-- start of Data to process --

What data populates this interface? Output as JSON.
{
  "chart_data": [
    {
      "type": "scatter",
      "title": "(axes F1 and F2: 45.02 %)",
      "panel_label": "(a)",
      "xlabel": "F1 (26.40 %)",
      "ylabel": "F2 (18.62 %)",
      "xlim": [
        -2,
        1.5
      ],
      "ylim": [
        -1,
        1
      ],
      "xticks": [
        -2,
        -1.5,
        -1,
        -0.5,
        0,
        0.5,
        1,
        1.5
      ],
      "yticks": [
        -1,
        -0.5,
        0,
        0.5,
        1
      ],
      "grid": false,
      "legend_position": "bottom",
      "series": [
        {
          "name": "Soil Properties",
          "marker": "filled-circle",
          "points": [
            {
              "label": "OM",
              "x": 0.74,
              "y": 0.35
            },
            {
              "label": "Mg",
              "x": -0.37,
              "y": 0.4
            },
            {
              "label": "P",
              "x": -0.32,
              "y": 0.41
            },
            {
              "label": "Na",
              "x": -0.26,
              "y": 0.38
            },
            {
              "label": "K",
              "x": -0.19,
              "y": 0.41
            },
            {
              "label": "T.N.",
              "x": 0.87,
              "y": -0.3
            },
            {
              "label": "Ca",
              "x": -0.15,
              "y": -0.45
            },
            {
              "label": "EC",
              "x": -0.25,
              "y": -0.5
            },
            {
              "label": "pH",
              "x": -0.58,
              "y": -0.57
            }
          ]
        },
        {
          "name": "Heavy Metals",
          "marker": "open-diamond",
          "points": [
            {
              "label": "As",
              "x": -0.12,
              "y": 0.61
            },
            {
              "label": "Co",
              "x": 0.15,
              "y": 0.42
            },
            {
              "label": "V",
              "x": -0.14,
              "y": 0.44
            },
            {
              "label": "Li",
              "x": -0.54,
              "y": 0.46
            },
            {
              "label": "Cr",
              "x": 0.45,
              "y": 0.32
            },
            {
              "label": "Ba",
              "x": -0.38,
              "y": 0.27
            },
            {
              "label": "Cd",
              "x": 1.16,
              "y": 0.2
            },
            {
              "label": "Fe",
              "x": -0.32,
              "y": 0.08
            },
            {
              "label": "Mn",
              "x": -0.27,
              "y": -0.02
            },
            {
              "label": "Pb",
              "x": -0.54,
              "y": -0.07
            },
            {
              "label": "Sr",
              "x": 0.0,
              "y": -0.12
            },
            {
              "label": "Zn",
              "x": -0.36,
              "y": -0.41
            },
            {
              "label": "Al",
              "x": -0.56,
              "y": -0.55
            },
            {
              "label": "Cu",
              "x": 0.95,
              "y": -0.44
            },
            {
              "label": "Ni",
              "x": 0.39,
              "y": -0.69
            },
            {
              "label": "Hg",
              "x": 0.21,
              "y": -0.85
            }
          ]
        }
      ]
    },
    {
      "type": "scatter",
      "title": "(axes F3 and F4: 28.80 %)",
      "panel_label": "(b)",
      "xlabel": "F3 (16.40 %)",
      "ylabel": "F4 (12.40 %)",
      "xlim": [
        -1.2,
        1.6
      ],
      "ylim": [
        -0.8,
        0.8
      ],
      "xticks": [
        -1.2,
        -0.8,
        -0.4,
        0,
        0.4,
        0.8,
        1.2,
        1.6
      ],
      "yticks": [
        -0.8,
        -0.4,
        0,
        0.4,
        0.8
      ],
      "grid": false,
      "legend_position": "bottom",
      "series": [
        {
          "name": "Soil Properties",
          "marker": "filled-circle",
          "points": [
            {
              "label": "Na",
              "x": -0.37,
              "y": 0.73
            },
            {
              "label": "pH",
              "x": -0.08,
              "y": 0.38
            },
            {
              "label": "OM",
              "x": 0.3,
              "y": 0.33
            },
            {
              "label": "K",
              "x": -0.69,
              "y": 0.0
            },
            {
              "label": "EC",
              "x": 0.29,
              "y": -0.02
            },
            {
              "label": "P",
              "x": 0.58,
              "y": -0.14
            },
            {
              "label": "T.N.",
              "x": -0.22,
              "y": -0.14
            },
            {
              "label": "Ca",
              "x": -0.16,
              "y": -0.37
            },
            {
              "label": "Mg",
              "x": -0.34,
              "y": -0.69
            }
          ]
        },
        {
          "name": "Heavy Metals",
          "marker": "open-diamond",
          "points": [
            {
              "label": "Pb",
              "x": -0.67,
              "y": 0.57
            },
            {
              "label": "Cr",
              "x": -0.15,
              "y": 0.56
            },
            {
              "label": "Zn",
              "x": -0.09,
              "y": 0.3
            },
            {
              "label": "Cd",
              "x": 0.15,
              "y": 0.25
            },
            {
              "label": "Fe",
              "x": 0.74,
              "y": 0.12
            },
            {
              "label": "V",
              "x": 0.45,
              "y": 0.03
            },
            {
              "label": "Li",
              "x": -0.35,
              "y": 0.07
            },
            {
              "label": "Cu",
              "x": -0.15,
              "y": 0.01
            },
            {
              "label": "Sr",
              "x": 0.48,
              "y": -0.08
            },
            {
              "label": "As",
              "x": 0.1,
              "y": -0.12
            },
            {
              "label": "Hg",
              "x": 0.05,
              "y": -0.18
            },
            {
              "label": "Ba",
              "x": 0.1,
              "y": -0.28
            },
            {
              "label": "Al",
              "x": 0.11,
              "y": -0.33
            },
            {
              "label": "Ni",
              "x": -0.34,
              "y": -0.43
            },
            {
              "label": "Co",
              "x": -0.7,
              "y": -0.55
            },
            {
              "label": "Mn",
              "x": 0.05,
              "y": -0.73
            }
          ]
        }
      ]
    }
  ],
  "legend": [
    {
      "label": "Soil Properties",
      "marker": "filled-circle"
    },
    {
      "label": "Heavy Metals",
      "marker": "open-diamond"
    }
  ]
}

-- end of Data to process --

> What you are asked to do
Extract the full listing above without alteration.

> The result
What data populates this interface? Output as JSON.
{
  "chart_data": [
    {
      "type": "scatter",
      "title": "(axes F1 and F2: 45.02 %)",
      "panel_label": "(a)",
      "xlabel": "F1 (26.40 %)",
      "ylabel": "F2 (18.62 %)",
      "xlim": [
        -2,
        1.5
      ],
      "ylim": [
        -1,
        1
      ],
      "xticks": [
        -2,
        -1.5,
        -1,
        -0.5,
        0,
        0.5,
        1,
        1.5
      ],
      "yticks": [
        -1,
        -0.5,
        0,
        0.5,
        1
      ],
      "grid": false,
      "legend_position": "bottom",
      "series": [
        {
          "name": "Soil Properties",
          "marker": "filled-circle",
          "points": [
            {
              "label": "OM",
              "x": 0.74,
              "y": 0.35
            },
            {
              "label": "Mg",
              "x": -0.37,
              "y": 0.4
            },
            {
              "label": "P",
              "x": -0.32,
              "y": 0.41
            },
            {
              "label": "Na",
              "x": -0.26,
              "y": 0.38
            },
            {
              "label": "K",
              "x": -0.19,
              "y": 0.41
            },
            {
              "label": "T.N.",
              "x": 0.87,
              "y": -0.3
            },
            {
              "label": "Ca",
              "x": -0.15,
              "y": -0.45
            },
            {
              "label": "EC",
              "x": -0.25,
              "y": -0.5
            },
            {
              "label": "pH",
              "x": -0.58,
              "y": -0.57
            }
          ]
        },
        {
          "name": "Heavy Metals",
          "marker": "open-diamond",
          "points": [
            {
              "label": "As",
              "x": -0.12,
              "y": 0.61
            },
            {
              "label": "Co",
              "x": 0.15,
              "y": 0.42
            },
            {
              "label": "V",
              "x": -0.14,
              "y": 0.44
            },
            {
              "label": "Li",
              "x": -0.54,
              "y": 0.46
            },
            {
              "label": "Cr",
              "x": 0.45,
              "y": 0.32
            },
            {
              "label": "Ba",
              "x": -0.38,
              "y": 0.27
            },
            {
              "label": "Cd",
              "x": 1.16,
              "y": 0.2
            },
            {
              "label": "Fe",
              "x": -0.32,
              "y": 0.08
            },
            {
              "label": "Mn",
              "x": -0.27,
              "y": -0.02
            },
            {
              "label": "Pb",
              "x": -0.54,
              "y": -0.07
            },
            {
              "label": "Sr",
              "x": 0.0,
              "y": -0.12
            },
            {
              "label": "Zn",
              "x": -0.36,
              "y": -0.41
            },
            {
              "label": "Al",
              "x": -0.56,
              "y": -0.55
            },
            {
              "label": "Cu",
              "x": 0.95,
              "y": -0.44
            },
            {
              "label": "Ni",
              "x": 0.39,
              "y": -0.69
            },
            {
              "label": "Hg",
              "x": 0.21,
              "y": -0.85
            }
          ]
        }
      ]
    },
    {
      "type": "scatter",
      "title": "(axes F3 and F4: 28.80 %)",
      "panel_label": "(b)",
      "xlabel": "F3 (16.40 %)",
      "ylabel": "F4 (12.40 %)",
      "xlim": [
        -1.2,
        1.6
      ],
      "ylim": [
        -0.8,
        0.8
      ],
      "xticks": [
        -1.2,
        -0.8,
        -0.4,
        0,
        0.4,
        0.8,
        1.2,
        1.6
      ],
      "yticks": [
        -0.8,
        -0.4,
        0,
        0.4,
        0.8
      ],
      "grid": false,
      "legend_position": "bottom",
      "series": [
        {
          "name": "Soil Properties",
          "marker": "filled-circle",
          "points": [
            {
              "label": "Na",
              "x": -0.37,
              "y": 0.73
            },
            {
              "label": "pH",
              "x": -0.08,
              "y": 0.38
            },
            {
              "label": "OM",
              "x": 0.3,
              "y": 0.33
            },
            {
              "label": "K",
              "x": -0.69,
              "y": 0.0
            },
            {
              "label": "EC",
              "x": 0.29,
              "y": -0.02
            },
            {
              "label": "P",
              "x": 0.58,
              "y": -0.14
            },
            {
              "label": "T.N.",
              "x": -0.22,
              "y": -0.14
            },
            {
              "label": "Ca",
              "x": -0.16,
              "y": -0.37
            },
            {
              "label": "Mg",
              "x": -0.34,
              "y": -0.69
            }
          ]
        },
        {
          "name": "Heavy Metals",
          "marker": "open-diamond",
          "points": [
            {
              "label": "Pb",
              "x": -0.67,
              "y": 0.57
            },
            {
              "label": "Cr",
              "x": -0.15,
              "y": 0.56
            },
            {
              "label": "Zn",
              "x": -0.09,
              "y": 0.3
            },
            {
              "label": "Cd",
              "x": 0.15,
              "y": 0.25
            },
            {
              "label": "Fe",
              "x": 0.74,
              "y": 0.12
            },
            {
              "label": "V",
              "x": 0.45,
              "y": 0.03
            },
            {
              "label": "Li",
              "x": -0.35,
              "y": 0.07
            },
            {
              "label": "Cu",
              "x": -0.15,
              "y": 0.01
            },
            {
              "label": "Sr",
              "x": 0.48,
              "y": -0.08
            },
            {
              "label": "As",
              "x": 0.1,
              "y": -0.12
            },
            {
              "label": "Hg",
              "x": 0.05,
              "y": -0.18
            },
            {
              "label": "Ba",
              "x": 0.1,
              "y": -0.28
            },
            {
              "label": "Al",
              "x": 0.11,
              "y": -0.33
            },
            {
              "label": "Ni",
              "x": -0.34,
              "y": -0.43
            },
            {
              "label": "Co",
              "x": -0.7,
              "y": -0.55
            },
            {
              "label": "Mn",
              "x": 0.05,
              "y": -0.73
            }
          ]
        }
      ]
    }
  ],
  "legend": [
    {
      "label": "Soil Properties",
      "marker": "filled-circle"
    },
    {
      "label": "Heavy Metals",
      "marker": "open-diamond"
    }
  ]
}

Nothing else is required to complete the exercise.